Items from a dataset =
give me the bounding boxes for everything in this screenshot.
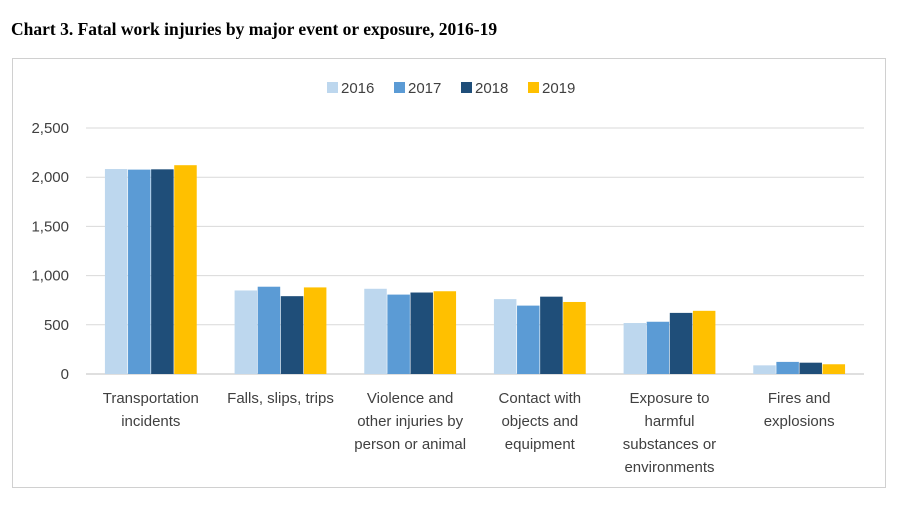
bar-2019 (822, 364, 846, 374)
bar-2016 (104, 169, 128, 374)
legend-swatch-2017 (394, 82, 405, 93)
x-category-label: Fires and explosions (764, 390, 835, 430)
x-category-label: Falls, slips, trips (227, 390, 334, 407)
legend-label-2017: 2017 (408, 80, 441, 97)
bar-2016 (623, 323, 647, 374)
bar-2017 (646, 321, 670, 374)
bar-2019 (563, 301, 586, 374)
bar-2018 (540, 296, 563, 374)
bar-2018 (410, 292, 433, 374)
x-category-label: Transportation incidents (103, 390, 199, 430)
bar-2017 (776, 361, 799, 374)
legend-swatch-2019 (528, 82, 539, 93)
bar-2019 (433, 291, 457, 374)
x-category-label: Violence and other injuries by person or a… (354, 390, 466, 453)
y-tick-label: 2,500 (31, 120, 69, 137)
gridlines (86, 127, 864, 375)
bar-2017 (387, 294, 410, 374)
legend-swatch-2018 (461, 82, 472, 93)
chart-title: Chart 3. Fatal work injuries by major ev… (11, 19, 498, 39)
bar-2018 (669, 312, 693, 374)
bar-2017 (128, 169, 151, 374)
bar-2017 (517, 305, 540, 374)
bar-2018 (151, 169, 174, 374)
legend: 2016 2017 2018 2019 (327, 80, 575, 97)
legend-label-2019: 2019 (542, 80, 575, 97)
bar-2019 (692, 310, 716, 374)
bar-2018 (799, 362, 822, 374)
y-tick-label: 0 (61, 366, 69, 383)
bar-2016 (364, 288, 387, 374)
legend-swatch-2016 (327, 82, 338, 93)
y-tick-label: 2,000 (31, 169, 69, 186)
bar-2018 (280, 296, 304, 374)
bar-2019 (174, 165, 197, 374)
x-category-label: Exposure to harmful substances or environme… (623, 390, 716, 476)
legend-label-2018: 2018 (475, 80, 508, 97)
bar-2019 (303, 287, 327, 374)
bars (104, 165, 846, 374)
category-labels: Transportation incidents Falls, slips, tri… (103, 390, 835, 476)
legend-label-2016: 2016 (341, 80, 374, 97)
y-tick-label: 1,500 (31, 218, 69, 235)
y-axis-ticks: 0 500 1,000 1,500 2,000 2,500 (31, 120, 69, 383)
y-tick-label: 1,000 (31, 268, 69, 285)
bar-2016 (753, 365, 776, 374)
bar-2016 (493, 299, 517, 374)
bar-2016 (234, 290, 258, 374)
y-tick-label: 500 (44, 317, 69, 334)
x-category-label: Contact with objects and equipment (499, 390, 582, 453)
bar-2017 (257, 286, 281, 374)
* * *
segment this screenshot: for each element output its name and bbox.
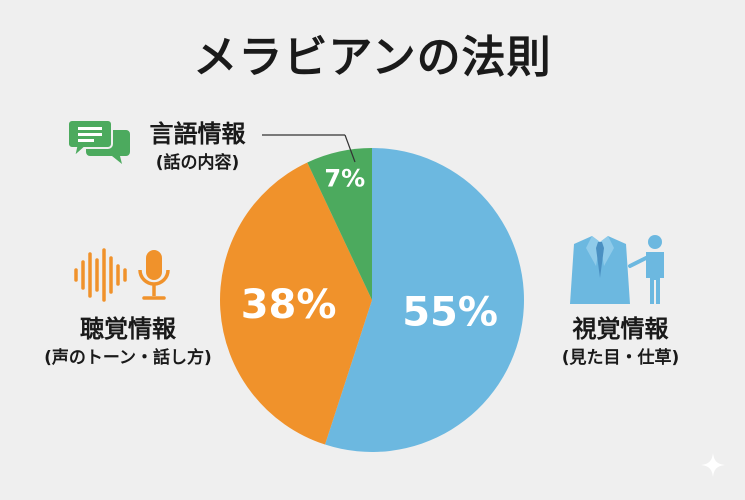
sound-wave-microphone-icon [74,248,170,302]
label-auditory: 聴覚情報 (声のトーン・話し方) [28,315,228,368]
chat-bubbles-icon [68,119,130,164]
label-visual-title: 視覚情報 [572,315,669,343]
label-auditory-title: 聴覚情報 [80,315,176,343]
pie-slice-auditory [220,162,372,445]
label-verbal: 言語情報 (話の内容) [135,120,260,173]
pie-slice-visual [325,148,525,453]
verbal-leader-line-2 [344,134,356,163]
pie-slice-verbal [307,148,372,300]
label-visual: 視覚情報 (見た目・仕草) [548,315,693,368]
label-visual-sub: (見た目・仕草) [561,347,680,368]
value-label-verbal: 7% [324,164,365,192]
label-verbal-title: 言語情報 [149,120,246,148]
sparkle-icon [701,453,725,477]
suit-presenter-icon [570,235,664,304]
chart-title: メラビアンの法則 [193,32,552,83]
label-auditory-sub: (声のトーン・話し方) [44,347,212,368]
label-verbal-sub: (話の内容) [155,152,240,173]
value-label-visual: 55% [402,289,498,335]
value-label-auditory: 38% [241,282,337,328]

What you have to do =
Output the rows above exactly as they appear, covering the stretch from the line that contains "sound-wave-microphone-icon [74,248,170,302]" through the line that contains "value-label-auditory: 38% [241,282,337,328]".

Full answer =
sound-wave-microphone-icon [74,248,170,302]
label-auditory: 聴覚情報 (声のトーン・話し方) [28,315,228,368]
chat-bubbles-icon [68,119,130,164]
label-visual-title: 視覚情報 [572,315,669,343]
label-auditory-title: 聴覚情報 [80,315,176,343]
pie-slice-auditory [220,162,372,445]
label-verbal: 言語情報 (話の内容) [135,120,260,173]
pie-slice-visual [325,148,525,453]
verbal-leader-line-2 [344,134,356,163]
pie-slice-verbal [307,148,372,300]
label-visual: 視覚情報 (見た目・仕草) [548,315,693,368]
label-visual-sub: (見た目・仕草) [561,347,680,368]
value-label-verbal: 7% [324,164,365,192]
label-verbal-title: 言語情報 [149,120,246,148]
sparkle-icon [701,453,725,477]
suit-presenter-icon [570,235,664,304]
chart-title: メラビアンの法則 [193,32,552,83]
label-auditory-sub: (声のトーン・話し方) [44,347,212,368]
label-verbal-sub: (話の内容) [155,152,240,173]
value-label-visual: 55% [402,289,498,335]
value-label-auditory: 38% [241,282,337,328]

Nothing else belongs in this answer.